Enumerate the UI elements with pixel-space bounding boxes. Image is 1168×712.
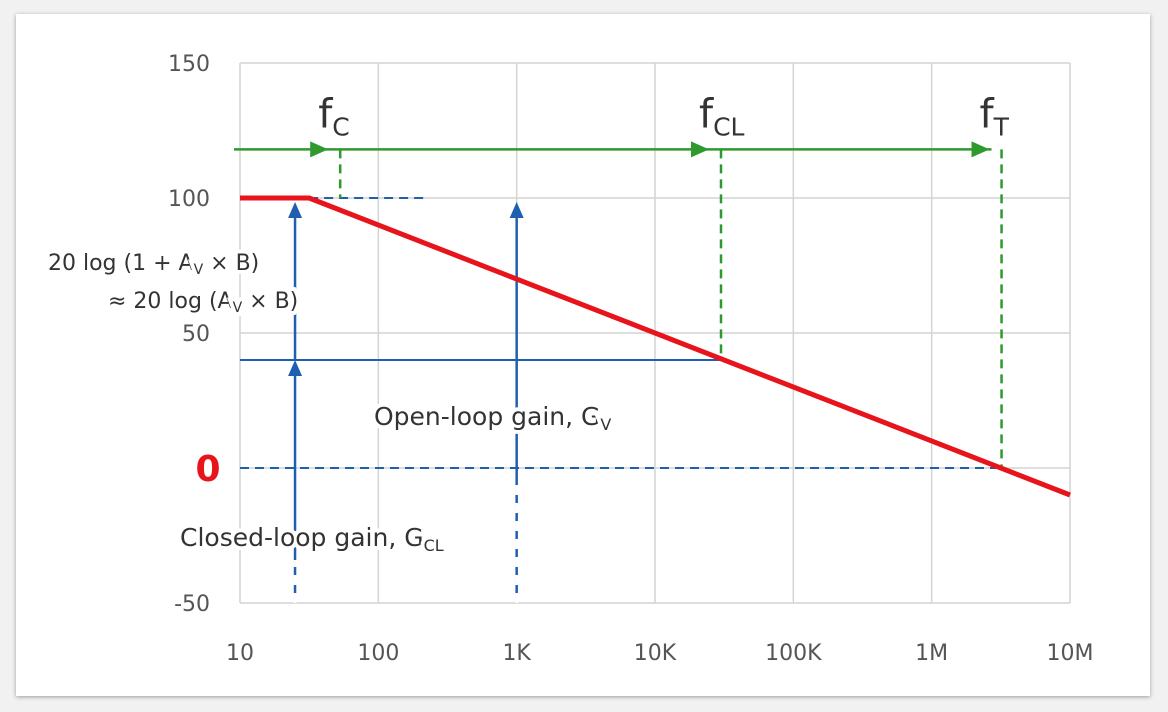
loop-gain-annotation-line1-main: 20 log (1 + A (48, 251, 194, 276)
open-loop-arrow-head (509, 202, 524, 218)
loop-gain-annotation-line2-end: × B) (242, 289, 298, 314)
marker-label-fC: fC (318, 91, 350, 141)
closed-loop-gain-label-main: Closed-loop gain, G (180, 523, 424, 552)
open-loop-gain-label-subscript: V (600, 415, 611, 434)
marker-label-fT-subscript: T (993, 112, 1010, 141)
closed-loop-gain-label-subscript: CL (424, 536, 444, 555)
y-tick-label: -50 (174, 592, 210, 617)
marker-label-fC-main: f (318, 91, 333, 137)
marker-label-fT: fT (980, 91, 1010, 141)
chart-card (16, 14, 1150, 696)
loop-gain-annotation-line2-subscript: V (233, 300, 243, 316)
marker-arrow-head-fCL (691, 141, 710, 158)
marker-label-fC-subscript: C (332, 112, 349, 141)
y-tick-label: 100 (168, 187, 210, 212)
x-tick-label: 1K (502, 641, 531, 666)
loop-gain-annotation-line1-subscript: V (194, 262, 204, 278)
y-tick-label: 150 (168, 52, 210, 77)
marker-label-fCL-subscript: CL (713, 112, 744, 141)
x-tick-label: 10M (1047, 641, 1094, 666)
x-tick-label: 1M (915, 641, 948, 666)
loop-gain-annotation-line2-main: ≈ 20 log (A (108, 289, 233, 314)
marker-label-fCL: fCL (699, 91, 745, 141)
marker-label-fCL-main: f (699, 91, 714, 137)
open-loop-gain-label: Open-loop gain, GV (374, 402, 611, 434)
x-tick-label: 100 (357, 641, 399, 666)
y-tick-label: 50 (182, 322, 210, 347)
marker-arrow-head-fT (971, 141, 990, 158)
x-tick-label: 100K (765, 641, 822, 666)
closed-loop-arrow-head (288, 360, 303, 376)
loop-gain-annotation-line1: 20 log (1 + AV × B) (48, 251, 259, 278)
marker-arrow-head-fC (310, 141, 329, 158)
open-loop-gain-label-main: Open-loop gain, G (374, 402, 600, 431)
marker-label-fT-main: f (980, 91, 995, 137)
x-tick-label: 10K (634, 641, 677, 666)
loop-gain-annotation-line1-end: × B) (203, 251, 259, 276)
y-tick-label-zero: 0 (195, 449, 220, 490)
loop-gain-annotation-line2: ≈ 20 log (AV × B) (108, 289, 298, 316)
loop-gain-arrow-head (288, 202, 303, 218)
x-tick-label: 10 (226, 641, 254, 666)
open-loop-gain-curve (240, 195, 1071, 498)
closed-loop-gain-label: Closed-loop gain, GCL (180, 523, 444, 555)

#### Requirement:
Rewrite all the items above, changing each "x-tick-label" to "x-axis-label" and keeping everything else the same. Leave out the pictures.

#### Result of the exercise:
Enumerate the UI elements with pixel-space bounding boxes. Image is 1168×712.
loop-gain-annotation-line1-main: 20 log (1 + A (48, 251, 194, 276)
open-loop-arrow-head (509, 202, 524, 218)
loop-gain-annotation-line2-end: × B) (242, 289, 298, 314)
marker-label-fC: fC (318, 91, 350, 141)
closed-loop-gain-label-main: Closed-loop gain, G (180, 523, 424, 552)
open-loop-gain-label-subscript: V (600, 415, 611, 434)
marker-label-fT-subscript: T (993, 112, 1010, 141)
closed-loop-gain-label-subscript: CL (424, 536, 444, 555)
y-tick-label: -50 (174, 592, 210, 617)
marker-label-fC-main: f (318, 91, 333, 137)
marker-label-fT: fT (980, 91, 1010, 141)
chart-card (16, 14, 1150, 696)
loop-gain-annotation-line2-subscript: V (233, 300, 243, 316)
marker-arrow-head-fCL (691, 141, 710, 158)
marker-label-fC-subscript: C (332, 112, 349, 141)
y-tick-label: 100 (168, 187, 210, 212)
x-axis-label: 1K (502, 641, 531, 666)
loop-gain-annotation-line1-subscript: V (194, 262, 204, 278)
y-tick-label: 150 (168, 52, 210, 77)
marker-label-fCL-subscript: CL (713, 112, 744, 141)
x-axis-label: 10M (1047, 641, 1094, 666)
x-axis-label: 1M (915, 641, 948, 666)
loop-gain-annotation-line2-main: ≈ 20 log (A (108, 289, 233, 314)
marker-label-fCL: fCL (699, 91, 745, 141)
marker-label-fCL-main: f (699, 91, 714, 137)
open-loop-gain-label: Open-loop gain, GV (374, 402, 611, 434)
x-axis-label: 100 (357, 641, 399, 666)
y-tick-label: 50 (182, 322, 210, 347)
marker-arrow-head-fT (971, 141, 990, 158)
x-axis-label: 100K (765, 641, 822, 666)
closed-loop-arrow-head (288, 360, 303, 376)
loop-gain-annotation-line1: 20 log (1 + AV × B) (48, 251, 259, 278)
marker-arrow-head-fC (310, 141, 329, 158)
open-loop-gain-label-main: Open-loop gain, G (374, 402, 600, 431)
marker-label-fT-main: f (980, 91, 995, 137)
x-axis-label: 10K (634, 641, 677, 666)
loop-gain-annotation-line1-end: × B) (203, 251, 259, 276)
y-tick-label-zero: 0 (195, 449, 220, 490)
loop-gain-annotation-line2: ≈ 20 log (AV × B) (108, 289, 298, 316)
loop-gain-arrow-head (288, 202, 303, 218)
x-axis-label: 10 (226, 641, 254, 666)
open-loop-gain-curve (240, 195, 1071, 498)
closed-loop-gain-label: Closed-loop gain, GCL (180, 523, 444, 555)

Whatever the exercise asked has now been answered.